What to work on –
Answer these questions from the passage below about losing a baby.
(a) What did the couple first have to focus on dealing with?
(b) With whom would the narrator often joke?
(c) How long after it happened did the narrator rejoin the office?

Study text –
-- Opening Marker --

It never works that way though, right? We did everything but we still lost the baby. And though I want to say that we have taken time to deal with it, I can’t as we had to focus so much on dealing with the physical pain of it first, we just kept going on after then.


With so much going around, sometimes it got too much as we were dealing with something we’d never dealt with before and it made me question everything I did from the perspective of right and wrong which is wrong in itself as there’s no guideline and all that really mattered was us and how we felt. We just needed to take care of ourselves and though the storm would calm down eventually.. the internal dilemma was mind numbing still.


I’d often joke with Deepak that once all this is over, I’d say, ”maut ko chhoo kar takk se wapas aaya”.


I had joined office only week after it had happened just so my mind would be too occupied to over-think anything else but boy was I wrong!


I observed that I didn’t show any signs of duress… so I started worrying if work matters more to me than all that had happened, if so then is it wrong? Or what if I’m bottling it all up because I don’t want to show any weakness only for it to come out later in wrong ways.. Or worst.. what if it actually isn’t that big of a deal.. wouldn’t that make me a psychopath? I would keep trying to show how strong I was but if anyone would not mention or make a deal out of it, I’d get frustrated.

-- Closing Marker --

[Structured page parsing data]
-- Opening Marker --

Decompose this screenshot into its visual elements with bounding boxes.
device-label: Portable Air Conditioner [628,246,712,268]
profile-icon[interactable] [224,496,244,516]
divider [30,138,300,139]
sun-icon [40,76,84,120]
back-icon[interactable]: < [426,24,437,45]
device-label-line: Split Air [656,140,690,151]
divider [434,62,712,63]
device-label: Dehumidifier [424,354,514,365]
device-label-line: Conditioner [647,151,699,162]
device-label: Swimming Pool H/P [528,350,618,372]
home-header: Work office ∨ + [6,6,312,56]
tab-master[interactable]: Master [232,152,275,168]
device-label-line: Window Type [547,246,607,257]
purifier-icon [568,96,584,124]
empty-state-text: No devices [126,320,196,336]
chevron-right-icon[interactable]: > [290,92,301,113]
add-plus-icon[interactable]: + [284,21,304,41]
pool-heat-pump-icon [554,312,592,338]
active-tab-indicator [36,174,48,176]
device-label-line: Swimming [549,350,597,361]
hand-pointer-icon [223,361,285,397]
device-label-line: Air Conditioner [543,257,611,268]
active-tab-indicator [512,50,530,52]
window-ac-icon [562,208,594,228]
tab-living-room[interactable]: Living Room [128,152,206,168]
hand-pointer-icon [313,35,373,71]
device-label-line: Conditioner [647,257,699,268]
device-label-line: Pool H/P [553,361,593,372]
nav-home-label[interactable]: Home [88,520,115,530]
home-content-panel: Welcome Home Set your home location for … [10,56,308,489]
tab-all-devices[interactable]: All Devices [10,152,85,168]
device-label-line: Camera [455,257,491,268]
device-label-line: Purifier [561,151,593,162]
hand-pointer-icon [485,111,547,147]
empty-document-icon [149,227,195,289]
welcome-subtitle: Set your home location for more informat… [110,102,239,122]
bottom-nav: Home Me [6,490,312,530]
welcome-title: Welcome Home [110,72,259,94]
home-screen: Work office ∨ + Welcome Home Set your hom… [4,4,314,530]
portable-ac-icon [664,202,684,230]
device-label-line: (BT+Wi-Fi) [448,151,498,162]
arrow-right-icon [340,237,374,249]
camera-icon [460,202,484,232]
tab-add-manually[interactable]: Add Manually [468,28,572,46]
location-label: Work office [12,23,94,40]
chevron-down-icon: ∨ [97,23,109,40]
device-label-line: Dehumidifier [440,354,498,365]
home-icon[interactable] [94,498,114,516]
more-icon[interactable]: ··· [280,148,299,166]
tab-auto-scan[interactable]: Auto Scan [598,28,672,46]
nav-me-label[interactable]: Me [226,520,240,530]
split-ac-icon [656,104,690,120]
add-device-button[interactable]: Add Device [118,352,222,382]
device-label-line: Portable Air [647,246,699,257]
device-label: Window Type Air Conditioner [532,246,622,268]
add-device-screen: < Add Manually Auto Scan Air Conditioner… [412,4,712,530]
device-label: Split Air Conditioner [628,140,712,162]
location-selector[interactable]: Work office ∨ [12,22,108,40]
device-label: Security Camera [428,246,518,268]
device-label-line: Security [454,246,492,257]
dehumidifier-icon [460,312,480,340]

-- Closing Marker --

Written solution –
(a) The physical pain of it.
(b) Deepak.
(c) Only a week after it happened.